* What you have to do *
Check each line of the material below for the string "LALT", then report how many lines have it, and nothing else.

◆ ◆ ◆ ◆

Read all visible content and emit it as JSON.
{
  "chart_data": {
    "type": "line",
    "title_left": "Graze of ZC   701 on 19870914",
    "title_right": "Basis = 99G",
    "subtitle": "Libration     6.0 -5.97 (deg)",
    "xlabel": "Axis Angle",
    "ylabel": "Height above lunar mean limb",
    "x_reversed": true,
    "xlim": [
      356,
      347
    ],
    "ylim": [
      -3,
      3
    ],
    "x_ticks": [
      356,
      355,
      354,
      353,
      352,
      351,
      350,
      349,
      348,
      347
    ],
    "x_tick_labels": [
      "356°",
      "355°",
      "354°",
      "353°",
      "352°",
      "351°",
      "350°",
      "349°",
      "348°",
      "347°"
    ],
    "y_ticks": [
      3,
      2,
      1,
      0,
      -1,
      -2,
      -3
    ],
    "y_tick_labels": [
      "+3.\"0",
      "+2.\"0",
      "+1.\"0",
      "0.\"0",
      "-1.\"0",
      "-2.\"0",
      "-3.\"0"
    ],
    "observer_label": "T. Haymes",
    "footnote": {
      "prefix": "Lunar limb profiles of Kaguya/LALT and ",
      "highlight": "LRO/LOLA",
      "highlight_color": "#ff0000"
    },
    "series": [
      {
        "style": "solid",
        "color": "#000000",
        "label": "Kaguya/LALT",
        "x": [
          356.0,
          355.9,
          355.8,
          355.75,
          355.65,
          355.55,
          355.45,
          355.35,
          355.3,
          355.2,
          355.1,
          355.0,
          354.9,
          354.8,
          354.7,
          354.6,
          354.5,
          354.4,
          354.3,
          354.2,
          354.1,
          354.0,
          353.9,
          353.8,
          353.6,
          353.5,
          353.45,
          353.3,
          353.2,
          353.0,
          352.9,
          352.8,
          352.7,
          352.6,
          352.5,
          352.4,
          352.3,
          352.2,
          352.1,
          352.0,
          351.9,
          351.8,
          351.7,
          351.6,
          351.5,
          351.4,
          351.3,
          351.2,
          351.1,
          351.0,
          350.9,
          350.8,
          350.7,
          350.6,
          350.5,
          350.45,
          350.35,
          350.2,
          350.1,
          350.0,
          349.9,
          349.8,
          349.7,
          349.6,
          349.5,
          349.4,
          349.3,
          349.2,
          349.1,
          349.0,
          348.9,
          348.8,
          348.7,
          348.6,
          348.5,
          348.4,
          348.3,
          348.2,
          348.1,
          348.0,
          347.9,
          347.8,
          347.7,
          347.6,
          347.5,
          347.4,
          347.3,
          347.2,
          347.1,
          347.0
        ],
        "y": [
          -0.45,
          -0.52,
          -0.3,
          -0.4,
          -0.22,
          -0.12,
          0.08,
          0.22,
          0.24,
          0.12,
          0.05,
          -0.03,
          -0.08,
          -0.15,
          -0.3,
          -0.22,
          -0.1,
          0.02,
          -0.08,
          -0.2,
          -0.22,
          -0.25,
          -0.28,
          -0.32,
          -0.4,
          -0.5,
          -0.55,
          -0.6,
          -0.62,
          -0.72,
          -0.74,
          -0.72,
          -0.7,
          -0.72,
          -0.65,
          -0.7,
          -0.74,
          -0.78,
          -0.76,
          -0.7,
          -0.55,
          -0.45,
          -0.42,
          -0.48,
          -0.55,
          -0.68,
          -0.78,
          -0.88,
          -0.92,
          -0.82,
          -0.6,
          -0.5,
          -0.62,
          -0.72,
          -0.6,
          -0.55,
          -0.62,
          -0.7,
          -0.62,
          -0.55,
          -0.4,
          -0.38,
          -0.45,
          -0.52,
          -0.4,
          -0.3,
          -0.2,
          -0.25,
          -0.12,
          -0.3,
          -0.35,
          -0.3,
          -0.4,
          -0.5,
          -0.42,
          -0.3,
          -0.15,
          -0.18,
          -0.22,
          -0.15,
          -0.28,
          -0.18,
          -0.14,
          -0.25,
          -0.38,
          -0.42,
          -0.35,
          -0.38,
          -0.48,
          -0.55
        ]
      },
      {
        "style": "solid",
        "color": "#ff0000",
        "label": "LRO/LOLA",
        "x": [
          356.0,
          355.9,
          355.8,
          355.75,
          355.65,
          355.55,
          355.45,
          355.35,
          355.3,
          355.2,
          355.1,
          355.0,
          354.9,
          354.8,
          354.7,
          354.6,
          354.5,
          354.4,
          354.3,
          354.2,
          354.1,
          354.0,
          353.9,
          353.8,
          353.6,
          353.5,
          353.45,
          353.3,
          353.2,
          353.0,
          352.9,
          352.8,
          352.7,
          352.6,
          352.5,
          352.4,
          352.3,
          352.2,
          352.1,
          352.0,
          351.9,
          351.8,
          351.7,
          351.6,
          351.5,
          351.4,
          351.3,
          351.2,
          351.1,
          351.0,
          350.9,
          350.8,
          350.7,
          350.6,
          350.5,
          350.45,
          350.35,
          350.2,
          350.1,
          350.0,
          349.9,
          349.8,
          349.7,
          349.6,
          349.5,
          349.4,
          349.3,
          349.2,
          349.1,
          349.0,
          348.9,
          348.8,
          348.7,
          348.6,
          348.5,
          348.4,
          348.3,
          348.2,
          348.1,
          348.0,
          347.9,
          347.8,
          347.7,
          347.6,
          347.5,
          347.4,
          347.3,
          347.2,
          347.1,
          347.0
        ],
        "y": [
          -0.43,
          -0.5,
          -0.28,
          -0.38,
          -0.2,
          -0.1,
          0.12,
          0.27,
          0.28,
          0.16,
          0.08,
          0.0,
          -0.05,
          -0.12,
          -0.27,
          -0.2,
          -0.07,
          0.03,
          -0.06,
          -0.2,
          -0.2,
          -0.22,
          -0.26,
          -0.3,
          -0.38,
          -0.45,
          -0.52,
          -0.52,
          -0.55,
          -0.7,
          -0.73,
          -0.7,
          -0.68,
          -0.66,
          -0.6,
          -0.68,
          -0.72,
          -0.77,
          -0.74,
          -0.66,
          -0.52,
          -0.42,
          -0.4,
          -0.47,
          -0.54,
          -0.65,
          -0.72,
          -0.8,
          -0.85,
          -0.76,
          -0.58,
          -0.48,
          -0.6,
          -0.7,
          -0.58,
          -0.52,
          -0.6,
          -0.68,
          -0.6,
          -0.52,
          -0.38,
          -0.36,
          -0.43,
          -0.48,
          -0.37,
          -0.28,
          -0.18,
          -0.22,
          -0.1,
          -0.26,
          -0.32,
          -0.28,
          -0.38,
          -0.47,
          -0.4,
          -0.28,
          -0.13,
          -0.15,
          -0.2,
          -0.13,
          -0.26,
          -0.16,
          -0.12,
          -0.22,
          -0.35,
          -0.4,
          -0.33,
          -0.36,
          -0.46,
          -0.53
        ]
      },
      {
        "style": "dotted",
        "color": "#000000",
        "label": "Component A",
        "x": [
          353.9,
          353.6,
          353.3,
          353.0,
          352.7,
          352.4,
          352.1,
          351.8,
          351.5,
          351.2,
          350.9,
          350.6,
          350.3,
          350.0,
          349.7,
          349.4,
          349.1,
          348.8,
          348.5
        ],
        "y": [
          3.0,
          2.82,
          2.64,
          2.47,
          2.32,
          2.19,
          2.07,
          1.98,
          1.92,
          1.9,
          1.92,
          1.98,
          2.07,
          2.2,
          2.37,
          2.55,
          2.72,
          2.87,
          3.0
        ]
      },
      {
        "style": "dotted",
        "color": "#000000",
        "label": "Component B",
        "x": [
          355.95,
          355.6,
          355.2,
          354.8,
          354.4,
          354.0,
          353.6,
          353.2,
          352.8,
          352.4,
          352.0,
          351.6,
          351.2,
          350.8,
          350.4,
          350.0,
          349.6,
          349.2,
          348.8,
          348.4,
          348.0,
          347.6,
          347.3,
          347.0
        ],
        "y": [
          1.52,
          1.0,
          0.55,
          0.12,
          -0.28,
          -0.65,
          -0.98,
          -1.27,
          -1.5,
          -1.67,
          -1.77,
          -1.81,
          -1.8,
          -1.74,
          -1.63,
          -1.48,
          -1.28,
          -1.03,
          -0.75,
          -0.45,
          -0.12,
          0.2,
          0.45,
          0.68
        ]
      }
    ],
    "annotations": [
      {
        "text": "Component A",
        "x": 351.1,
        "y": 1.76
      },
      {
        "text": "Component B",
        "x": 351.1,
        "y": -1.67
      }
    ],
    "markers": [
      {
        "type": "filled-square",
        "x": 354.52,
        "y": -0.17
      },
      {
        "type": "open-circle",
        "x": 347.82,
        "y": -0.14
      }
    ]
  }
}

◆ ◆ ◆ ◆

* Worked solution *
2